* PROBLEM STATEMENT: Copy out the entries below in full and exactly.

Extracted data entries
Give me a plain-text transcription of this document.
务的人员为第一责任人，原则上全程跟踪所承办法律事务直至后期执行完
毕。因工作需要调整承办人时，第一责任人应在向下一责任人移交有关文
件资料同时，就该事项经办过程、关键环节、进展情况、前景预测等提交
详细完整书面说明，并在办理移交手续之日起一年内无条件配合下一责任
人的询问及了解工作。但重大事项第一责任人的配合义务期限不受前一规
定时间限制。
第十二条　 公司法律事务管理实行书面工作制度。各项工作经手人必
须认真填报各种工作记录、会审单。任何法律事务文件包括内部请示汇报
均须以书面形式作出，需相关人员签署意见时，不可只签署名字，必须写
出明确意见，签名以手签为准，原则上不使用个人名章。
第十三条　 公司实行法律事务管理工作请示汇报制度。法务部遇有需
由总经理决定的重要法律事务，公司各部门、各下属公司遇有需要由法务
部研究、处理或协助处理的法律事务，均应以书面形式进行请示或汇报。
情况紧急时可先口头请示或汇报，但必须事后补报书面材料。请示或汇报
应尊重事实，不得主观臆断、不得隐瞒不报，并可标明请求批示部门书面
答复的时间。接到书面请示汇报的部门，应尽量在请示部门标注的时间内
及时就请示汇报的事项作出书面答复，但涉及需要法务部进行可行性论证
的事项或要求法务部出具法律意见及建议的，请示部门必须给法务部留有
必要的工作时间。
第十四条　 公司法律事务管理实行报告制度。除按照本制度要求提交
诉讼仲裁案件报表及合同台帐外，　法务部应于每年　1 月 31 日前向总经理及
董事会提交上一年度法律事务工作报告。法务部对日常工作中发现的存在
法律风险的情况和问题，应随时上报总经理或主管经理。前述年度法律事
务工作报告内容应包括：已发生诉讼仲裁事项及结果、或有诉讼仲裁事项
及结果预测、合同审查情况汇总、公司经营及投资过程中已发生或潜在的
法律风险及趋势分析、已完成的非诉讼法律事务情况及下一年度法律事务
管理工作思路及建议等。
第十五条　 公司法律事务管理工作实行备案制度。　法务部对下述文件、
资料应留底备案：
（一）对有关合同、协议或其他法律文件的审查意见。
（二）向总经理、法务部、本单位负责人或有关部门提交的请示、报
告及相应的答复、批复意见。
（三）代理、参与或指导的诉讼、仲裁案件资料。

* FINISHED EXERCISE:
Give me a plain-text transcription of this document.
务的人员为第一责任人，原则上全程跟踪所承办法律事务直至后期执行完
毕。因工作需要调整承办人时，第一责任人应在向下一责任人移交有关文
件资料同时，就该事项经办过程、关键环节、进展情况、前景预测等提交
详细完整书面说明，并在办理移交手续之日起一年内无条件配合下一责任
人的询问及了解工作。但重大事项第一责任人的配合义务期限不受前一规
定时间限制。
第十二条　 公司法律事务管理实行书面工作制度。各项工作经手人必
须认真填报各种工作记录、会审单。任何法律事务文件包括内部请示汇报
均须以书面形式作出，需相关人员签署意见时，不可只签署名字，必须写
出明确意见，签名以手签为准，原则上不使用个人名章。
第十三条　 公司实行法律事务管理工作请示汇报制度。法务部遇有需
由总经理决定的重要法律事务，公司各部门、各下属公司遇有需要由法务
部研究、处理或协助处理的法律事务，均应以书面形式进行请示或汇报。
情况紧急时可先口头请示或汇报，但必须事后补报书面材料。请示或汇报
应尊重事实，不得主观臆断、不得隐瞒不报，并可标明请求批示部门书面
答复的时间。接到书面请示汇报的部门，应尽量在请示部门标注的时间内
及时就请示汇报的事项作出书面答复，但涉及需要法务部进行可行性论证
的事项或要求法务部出具法律意见及建议的，请示部门必须给法务部留有
必要的工作时间。
第十四条　 公司法律事务管理实行报告制度。除按照本制度要求提交
诉讼仲裁案件报表及合同台帐外，　法务部应于每年　1 月 31 日前向总经理及
董事会提交上一年度法律事务工作报告。法务部对日常工作中发现的存在
法律风险的情况和问题，应随时上报总经理或主管经理。前述年度法律事
务工作报告内容应包括：已发生诉讼仲裁事项及结果、或有诉讼仲裁事项
及结果预测、合同审查情况汇总、公司经营及投资过程中已发生或潜在的
法律风险及趋势分析、已完成的非诉讼法律事务情况及下一年度法律事务
管理工作思路及建议等。
第十五条　 公司法律事务管理工作实行备案制度。　法务部对下述文件、
资料应留底备案：
（一）对有关合同、协议或其他法律文件的审查意见。
（二）向总经理、法务部、本单位负责人或有关部门提交的请示、报
告及相应的答复、批复意见。
（三）代理、参与或指导的诉讼、仲裁案件资料。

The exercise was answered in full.